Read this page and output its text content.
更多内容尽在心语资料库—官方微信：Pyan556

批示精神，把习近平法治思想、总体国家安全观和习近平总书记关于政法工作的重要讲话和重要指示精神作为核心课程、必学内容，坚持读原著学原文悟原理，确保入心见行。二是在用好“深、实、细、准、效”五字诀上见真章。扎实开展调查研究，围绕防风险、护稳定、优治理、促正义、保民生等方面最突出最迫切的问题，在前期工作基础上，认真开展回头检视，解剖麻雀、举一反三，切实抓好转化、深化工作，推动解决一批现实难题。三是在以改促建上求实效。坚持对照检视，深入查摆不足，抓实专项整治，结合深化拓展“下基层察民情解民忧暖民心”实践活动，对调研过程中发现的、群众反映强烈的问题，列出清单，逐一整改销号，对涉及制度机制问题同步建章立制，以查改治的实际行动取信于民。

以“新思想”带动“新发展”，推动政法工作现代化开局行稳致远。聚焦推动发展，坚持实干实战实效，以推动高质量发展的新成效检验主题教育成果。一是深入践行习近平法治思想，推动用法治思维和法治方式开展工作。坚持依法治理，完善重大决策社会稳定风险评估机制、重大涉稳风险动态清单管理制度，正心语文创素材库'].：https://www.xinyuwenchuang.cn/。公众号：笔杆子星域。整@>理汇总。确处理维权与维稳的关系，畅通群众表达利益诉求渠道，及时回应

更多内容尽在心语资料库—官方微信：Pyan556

■ ■ ■

Write the data back out verbatim.

Read this page and output its text content.
更多内容尽在心语资料库—官方微信：Pyan556

批示精神，把习近平法治思想、总体国家安全观和习近平总书记关于政法工作的重要讲话和重要指示精神作为核心课程、必学内容，坚持读原著学原文悟原理，确保入心见行。二是在用好“深、实、细、准、效”五字诀上见真章。扎实开展调查研究，围绕防风险、护稳定、优治理、促正义、保民生等方面最突出最迫切的问题，在前期工作基础上，认真开展回头检视，解剖麻雀、举一反三，切实抓好转化、深化工作，推动解决一批现实难题。三是在以改促建上求实效。坚持对照检视，深入查摆不足，抓实专项整治，结合深化拓展“下基层察民情解民忧暖民心”实践活动，对调研过程中发现的、群众反映强烈的问题，列出清单，逐一整改销号，对涉及制度机制问题同步建章立制，以查改治的实际行动取信于民。

以“新思想”带动“新发展”，推动政法工作现代化开局行稳致远。聚焦推动发展，坚持实干实战实效，以推动高质量发展的新成效检验主题教育成果。一是深入践行习近平法治思想，推动用法治思维和法治方式开展工作。坚持依法治理，完善重大决策社会稳定风险评估机制、重大涉稳风险动态清单管理制度，正心语文创素材库'].：https://www.xinyuwenchuang.cn/。公众号：笔杆子星域。整@>理汇总。确处理维权与维稳的关系，畅通群众表达利益诉求渠道，及时回应

更多内容尽在心语资料库—官方微信：Pyan556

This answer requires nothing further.